(Data supplied):

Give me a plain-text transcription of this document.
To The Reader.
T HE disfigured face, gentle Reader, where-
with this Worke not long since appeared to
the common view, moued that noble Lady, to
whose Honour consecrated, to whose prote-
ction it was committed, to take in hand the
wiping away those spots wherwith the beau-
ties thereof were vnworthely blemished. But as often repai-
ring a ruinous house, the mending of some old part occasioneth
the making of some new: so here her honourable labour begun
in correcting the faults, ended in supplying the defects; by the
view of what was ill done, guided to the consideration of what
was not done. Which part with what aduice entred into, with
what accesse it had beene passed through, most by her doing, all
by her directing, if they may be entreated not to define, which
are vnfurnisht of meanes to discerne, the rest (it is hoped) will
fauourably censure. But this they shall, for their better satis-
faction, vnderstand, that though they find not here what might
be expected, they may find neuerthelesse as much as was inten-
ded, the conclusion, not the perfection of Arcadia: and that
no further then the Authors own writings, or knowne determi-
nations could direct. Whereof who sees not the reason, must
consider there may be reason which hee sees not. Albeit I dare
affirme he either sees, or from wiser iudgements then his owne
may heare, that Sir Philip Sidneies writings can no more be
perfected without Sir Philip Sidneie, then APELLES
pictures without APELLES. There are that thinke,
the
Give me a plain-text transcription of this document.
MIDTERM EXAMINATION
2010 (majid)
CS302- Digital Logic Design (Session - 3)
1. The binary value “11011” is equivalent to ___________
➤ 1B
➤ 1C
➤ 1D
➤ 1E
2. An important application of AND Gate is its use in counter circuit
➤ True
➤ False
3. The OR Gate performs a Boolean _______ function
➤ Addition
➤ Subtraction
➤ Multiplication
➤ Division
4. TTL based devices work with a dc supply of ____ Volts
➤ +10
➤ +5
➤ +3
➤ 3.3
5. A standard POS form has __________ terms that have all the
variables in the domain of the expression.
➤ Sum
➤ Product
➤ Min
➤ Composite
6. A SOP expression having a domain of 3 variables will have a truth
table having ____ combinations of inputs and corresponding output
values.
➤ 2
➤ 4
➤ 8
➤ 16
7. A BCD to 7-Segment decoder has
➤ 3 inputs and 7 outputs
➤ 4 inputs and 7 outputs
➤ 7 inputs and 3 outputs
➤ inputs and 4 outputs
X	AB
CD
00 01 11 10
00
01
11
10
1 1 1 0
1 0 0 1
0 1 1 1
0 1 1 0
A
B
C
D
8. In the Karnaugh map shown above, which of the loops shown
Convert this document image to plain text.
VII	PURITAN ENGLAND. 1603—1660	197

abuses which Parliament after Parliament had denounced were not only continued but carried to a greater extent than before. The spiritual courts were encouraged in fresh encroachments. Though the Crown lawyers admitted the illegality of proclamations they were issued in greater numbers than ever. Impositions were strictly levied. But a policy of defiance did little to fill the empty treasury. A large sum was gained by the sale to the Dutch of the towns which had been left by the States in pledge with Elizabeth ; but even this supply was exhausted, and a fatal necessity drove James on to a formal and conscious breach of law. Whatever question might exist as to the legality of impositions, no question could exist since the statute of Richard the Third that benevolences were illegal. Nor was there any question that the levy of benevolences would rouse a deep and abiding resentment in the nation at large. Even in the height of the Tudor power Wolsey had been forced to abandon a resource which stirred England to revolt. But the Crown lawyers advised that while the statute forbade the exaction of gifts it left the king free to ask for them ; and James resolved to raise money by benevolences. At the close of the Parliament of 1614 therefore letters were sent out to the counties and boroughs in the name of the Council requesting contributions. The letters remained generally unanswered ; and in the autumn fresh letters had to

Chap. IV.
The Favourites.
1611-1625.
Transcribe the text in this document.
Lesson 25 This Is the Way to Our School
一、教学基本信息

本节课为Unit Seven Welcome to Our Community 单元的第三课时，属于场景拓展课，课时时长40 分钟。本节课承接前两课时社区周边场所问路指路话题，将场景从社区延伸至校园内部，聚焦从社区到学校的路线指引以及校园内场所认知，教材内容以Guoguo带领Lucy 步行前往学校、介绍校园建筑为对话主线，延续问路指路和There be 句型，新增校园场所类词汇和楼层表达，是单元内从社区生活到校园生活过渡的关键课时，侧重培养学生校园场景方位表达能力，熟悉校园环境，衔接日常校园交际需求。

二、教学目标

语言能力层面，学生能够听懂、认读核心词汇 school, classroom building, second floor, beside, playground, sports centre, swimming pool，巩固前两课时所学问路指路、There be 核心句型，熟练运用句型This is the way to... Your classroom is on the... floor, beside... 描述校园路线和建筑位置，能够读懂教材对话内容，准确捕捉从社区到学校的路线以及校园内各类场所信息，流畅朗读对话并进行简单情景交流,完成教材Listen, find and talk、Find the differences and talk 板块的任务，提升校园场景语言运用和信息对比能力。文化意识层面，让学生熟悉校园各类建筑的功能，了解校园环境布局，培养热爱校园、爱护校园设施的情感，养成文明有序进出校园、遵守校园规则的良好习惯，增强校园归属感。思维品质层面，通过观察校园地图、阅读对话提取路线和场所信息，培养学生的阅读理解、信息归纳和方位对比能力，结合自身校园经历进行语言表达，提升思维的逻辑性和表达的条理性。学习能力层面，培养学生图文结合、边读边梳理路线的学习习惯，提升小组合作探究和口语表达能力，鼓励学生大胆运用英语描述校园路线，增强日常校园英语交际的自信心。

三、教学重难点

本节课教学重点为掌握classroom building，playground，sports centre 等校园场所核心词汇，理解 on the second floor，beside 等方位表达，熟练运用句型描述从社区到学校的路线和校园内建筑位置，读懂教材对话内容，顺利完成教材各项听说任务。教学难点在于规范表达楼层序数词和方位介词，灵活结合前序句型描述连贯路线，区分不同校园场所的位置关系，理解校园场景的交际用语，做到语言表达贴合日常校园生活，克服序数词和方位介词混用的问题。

(Problem description): Return every record above exactly as it appears.

(Solution to this task):
Give me a plain-text transcription of this document.
To The Reader.
T HE disfigured face, gentle Reader, where-
with this Worke not long since appeared to
the common view, moued that noble Lady, to
whose Honour consecrated, to whose prote-
ction it was committed, to take in hand the
wiping away those spots wherwith the beau-
ties thereof were vnworthely blemished. But as often repai-
ring a ruinous house, the mending of some old part occasioneth
the making of some new: so here her honourable labour begun
in correcting the faults, ended in supplying the defects; by the
view of what was ill done, guided to the consideration of what
was not done. Which part with what aduice entred into, with
what accesse it had beene passed through, most by her doing, all
by her directing, if they may be entreated not to define, which
are vnfurnisht of meanes to discerne, the rest (it is hoped) will
fauourably censure. But this they shall, for their better satis-
faction, vnderstand, that though they find not here what might
be expected, they may find neuerthelesse as much as was inten-
ded, the conclusion, not the perfection of Arcadia: and that
no further then the Authors own writings, or knowne determi-
nations could direct. Whereof who sees not the reason, must
consider there may be reason which hee sees not. Albeit I dare
affirme he either sees, or from wiser iudgements then his owne
may heare, that Sir Philip Sidneies writings can no more be
perfected without Sir Philip Sidneie, then APELLES
pictures without APELLES. There are that thinke,
the
Give me a plain-text transcription of this document.
MIDTERM EXAMINATION
2010 (majid)
CS302- Digital Logic Design (Session - 3)
1. The binary value “11011” is equivalent to ___________
➤ 1B
➤ 1C
➤ 1D
➤ 1E
2. An important application of AND Gate is its use in counter circuit
➤ True
➤ False
3. The OR Gate performs a Boolean _______ function
➤ Addition
➤ Subtraction
➤ Multiplication
➤ Division
4. TTL based devices work with a dc supply of ____ Volts
➤ +10
➤ +5
➤ +3
➤ 3.3
5. A standard POS form has __________ terms that have all the
variables in the domain of the expression.
➤ Sum
➤ Product
➤ Min
➤ Composite
6. A SOP expression having a domain of 3 variables will have a truth
table having ____ combinations of inputs and corresponding output
values.
➤ 2
➤ 4
➤ 8
➤ 16
7. A BCD to 7-Segment decoder has
➤ 3 inputs and 7 outputs
➤ 4 inputs and 7 outputs
➤ 7 inputs and 3 outputs
➤ inputs and 4 outputs
X	AB
CD
00 01 11 10
00
01
11
10
1 1 1 0
1 0 0 1
0 1 1 1
0 1 1 0
A
B
C
D
8. In the Karnaugh map shown above, which of the loops shown
Convert this document image to plain text.
VII	PURITAN ENGLAND. 1603—1660	197

abuses which Parliament after Parliament had denounced were not only continued but carried to a greater extent than before. The spiritual courts were encouraged in fresh encroachments. Though the Crown lawyers admitted the illegality of proclamations they were issued in greater numbers than ever. Impositions were strictly levied. But a policy of defiance did little to fill the empty treasury. A large sum was gained by the sale to the Dutch of the towns which had been left by the States in pledge with Elizabeth ; but even this supply was exhausted, and a fatal necessity drove James on to a formal and conscious breach of law. Whatever question might exist as to the legality of impositions, no question could exist since the statute of Richard the Third that benevolences were illegal. Nor was there any question that the levy of benevolences would rouse a deep and abiding resentment in the nation at large. Even in the height of the Tudor power Wolsey had been forced to abandon a resource which stirred England to revolt. But the Crown lawyers advised that while the statute forbade the exaction of gifts it left the king free to ask for them ; and James resolved to raise money by benevolences. At the close of the Parliament of 1614 therefore letters were sent out to the counties and boroughs in the name of the Council requesting contributions. The letters remained generally unanswered ; and in the autumn fresh letters had to

Chap. IV.
The Favourites.
1611-1625.
Transcribe the text in this document.
Lesson 25 This Is the Way to Our School
一、教学基本信息

本节课为Unit Seven Welcome to Our Community 单元的第三课时，属于场景拓展课，课时时长40 分钟。本节课承接前两课时社区周边场所问路指路话题，将场景从社区延伸至校园内部，聚焦从社区到学校的路线指引以及校园内场所认知，教材内容以Guoguo带领Lucy 步行前往学校、介绍校园建筑为对话主线，延续问路指路和There be 句型，新增校园场所类词汇和楼层表达，是单元内从社区生活到校园生活过渡的关键课时，侧重培养学生校园场景方位表达能力，熟悉校园环境，衔接日常校园交际需求。

二、教学目标

语言能力层面，学生能够听懂、认读核心词汇 school, classroom building, second floor, beside, playground, sports centre, swimming pool，巩固前两课时所学问路指路、There be 核心句型，熟练运用句型This is the way to... Your classroom is on the... floor, beside... 描述校园路线和建筑位置，能够读懂教材对话内容，准确捕捉从社区到学校的路线以及校园内各类场所信息，流畅朗读对话并进行简单情景交流,完成教材Listen, find and talk、Find the differences and talk 板块的任务，提升校园场景语言运用和信息对比能力。文化意识层面，让学生熟悉校园各类建筑的功能，了解校园环境布局，培养热爱校园、爱护校园设施的情感，养成文明有序进出校园、遵守校园规则的良好习惯，增强校园归属感。思维品质层面，通过观察校园地图、阅读对话提取路线和场所信息，培养学生的阅读理解、信息归纳和方位对比能力，结合自身校园经历进行语言表达，提升思维的逻辑性和表达的条理性。学习能力层面，培养学生图文结合、边读边梳理路线的学习习惯，提升小组合作探究和口语表达能力，鼓励学生大胆运用英语描述校园路线，增强日常校园英语交际的自信心。

三、教学重难点

本节课教学重点为掌握classroom building，playground，sports centre 等校园场所核心词汇，理解 on the second floor，beside 等方位表达，熟练运用句型描述从社区到学校的路线和校园内建筑位置，读懂教材对话内容，顺利完成教材各项听说任务。教学难点在于规范表达楼层序数词和方位介词，灵活结合前序句型描述连贯路线，区分不同校园场所的位置关系，理解校园场景的交际用语，做到语言表达贴合日常校园生活，克服序数词和方位介词混用的问题。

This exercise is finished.